TO BE DONE :: Identify all lines in the data containing the string "identifier". Copy them out.

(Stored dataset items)
"""

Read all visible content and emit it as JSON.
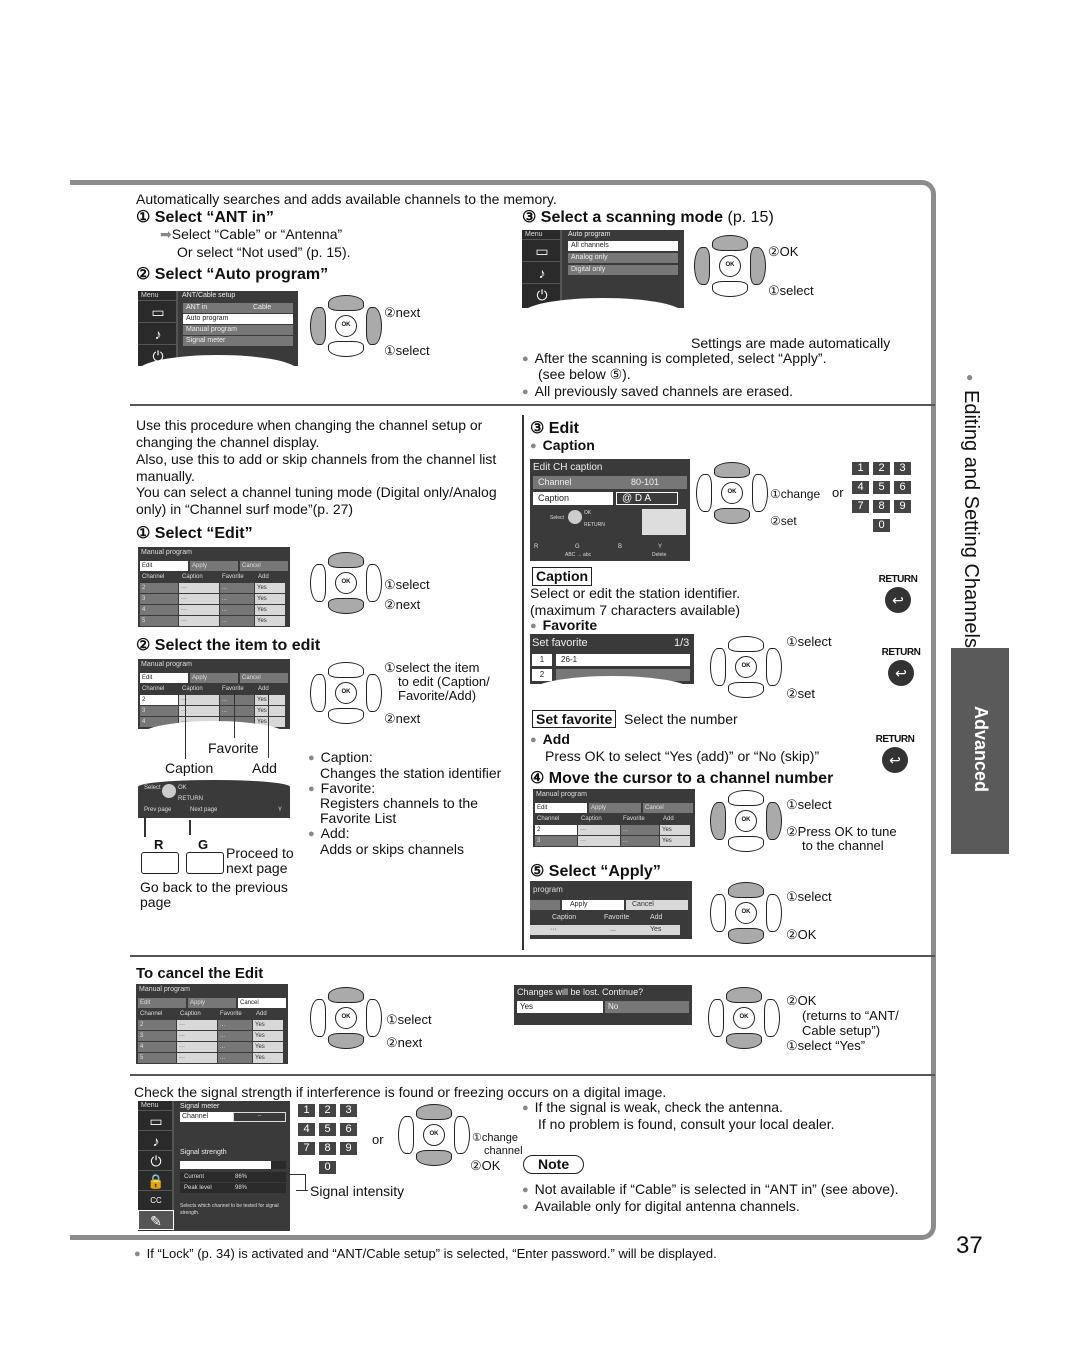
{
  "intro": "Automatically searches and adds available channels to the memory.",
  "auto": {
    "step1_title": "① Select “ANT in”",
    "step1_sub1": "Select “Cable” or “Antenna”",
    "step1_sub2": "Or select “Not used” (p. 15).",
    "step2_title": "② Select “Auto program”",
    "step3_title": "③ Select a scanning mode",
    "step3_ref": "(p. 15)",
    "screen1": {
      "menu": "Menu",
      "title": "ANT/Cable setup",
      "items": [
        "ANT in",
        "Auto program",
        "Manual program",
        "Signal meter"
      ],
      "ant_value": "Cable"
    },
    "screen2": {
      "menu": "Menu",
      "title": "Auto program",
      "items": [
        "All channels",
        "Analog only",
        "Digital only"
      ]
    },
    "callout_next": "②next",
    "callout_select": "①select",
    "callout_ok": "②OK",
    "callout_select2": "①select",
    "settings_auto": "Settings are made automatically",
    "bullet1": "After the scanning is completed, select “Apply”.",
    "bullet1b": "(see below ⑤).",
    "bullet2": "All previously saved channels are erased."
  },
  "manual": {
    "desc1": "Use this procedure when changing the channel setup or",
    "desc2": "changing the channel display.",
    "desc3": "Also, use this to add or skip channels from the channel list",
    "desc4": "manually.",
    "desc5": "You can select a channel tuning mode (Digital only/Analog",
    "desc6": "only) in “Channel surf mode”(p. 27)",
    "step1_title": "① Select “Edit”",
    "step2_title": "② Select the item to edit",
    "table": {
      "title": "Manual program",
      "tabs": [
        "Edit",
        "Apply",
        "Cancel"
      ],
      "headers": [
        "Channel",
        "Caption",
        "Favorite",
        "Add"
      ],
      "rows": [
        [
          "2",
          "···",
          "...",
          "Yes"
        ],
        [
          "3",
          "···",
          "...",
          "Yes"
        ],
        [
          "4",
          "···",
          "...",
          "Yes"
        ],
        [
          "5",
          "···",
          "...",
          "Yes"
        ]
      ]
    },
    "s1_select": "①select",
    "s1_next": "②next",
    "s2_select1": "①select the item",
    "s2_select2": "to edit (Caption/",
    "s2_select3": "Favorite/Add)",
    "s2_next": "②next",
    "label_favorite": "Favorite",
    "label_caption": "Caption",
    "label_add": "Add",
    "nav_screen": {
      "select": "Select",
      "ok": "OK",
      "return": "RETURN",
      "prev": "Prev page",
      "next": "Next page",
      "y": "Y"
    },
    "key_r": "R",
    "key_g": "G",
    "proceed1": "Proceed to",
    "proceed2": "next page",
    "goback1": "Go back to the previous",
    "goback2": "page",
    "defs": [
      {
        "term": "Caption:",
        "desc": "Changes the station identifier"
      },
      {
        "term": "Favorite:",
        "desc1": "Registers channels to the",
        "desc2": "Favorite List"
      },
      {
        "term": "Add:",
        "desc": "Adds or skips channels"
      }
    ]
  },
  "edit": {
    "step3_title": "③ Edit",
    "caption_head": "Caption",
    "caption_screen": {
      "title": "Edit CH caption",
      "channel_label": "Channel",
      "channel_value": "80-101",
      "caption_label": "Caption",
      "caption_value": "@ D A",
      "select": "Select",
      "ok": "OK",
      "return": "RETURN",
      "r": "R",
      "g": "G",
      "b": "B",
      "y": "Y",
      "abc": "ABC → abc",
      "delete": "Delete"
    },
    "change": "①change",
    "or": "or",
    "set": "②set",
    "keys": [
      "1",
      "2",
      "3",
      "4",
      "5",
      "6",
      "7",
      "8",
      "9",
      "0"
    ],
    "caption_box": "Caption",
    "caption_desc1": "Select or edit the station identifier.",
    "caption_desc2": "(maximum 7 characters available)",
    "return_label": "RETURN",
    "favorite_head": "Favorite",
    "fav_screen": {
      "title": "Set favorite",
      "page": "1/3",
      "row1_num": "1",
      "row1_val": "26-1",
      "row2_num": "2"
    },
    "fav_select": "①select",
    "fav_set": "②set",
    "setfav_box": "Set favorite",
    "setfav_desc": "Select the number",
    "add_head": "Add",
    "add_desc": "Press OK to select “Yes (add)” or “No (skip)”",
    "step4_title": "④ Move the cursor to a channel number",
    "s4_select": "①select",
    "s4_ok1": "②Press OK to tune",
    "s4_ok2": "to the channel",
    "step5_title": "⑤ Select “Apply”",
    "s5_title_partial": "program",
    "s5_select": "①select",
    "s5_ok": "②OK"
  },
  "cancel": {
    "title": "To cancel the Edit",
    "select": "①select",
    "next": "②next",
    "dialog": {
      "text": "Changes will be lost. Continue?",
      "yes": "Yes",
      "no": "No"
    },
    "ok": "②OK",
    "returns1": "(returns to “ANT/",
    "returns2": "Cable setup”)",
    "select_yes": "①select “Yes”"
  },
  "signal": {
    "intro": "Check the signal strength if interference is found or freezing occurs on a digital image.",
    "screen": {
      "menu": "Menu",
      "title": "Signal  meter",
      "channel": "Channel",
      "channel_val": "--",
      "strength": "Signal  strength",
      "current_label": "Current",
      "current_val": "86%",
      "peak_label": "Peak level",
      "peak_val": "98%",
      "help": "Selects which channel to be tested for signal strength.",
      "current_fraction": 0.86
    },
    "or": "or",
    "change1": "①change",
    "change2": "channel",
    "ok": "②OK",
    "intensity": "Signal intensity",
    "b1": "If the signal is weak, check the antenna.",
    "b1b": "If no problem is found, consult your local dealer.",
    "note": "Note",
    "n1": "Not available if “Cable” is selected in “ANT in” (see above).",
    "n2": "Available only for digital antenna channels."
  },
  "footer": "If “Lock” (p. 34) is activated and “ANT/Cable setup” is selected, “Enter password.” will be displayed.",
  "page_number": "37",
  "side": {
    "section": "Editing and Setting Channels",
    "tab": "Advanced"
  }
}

"""

TASK RESULT ::
        "desc": "Changes the station identifier"
    "caption_desc1": "Select or edit the station identifier.",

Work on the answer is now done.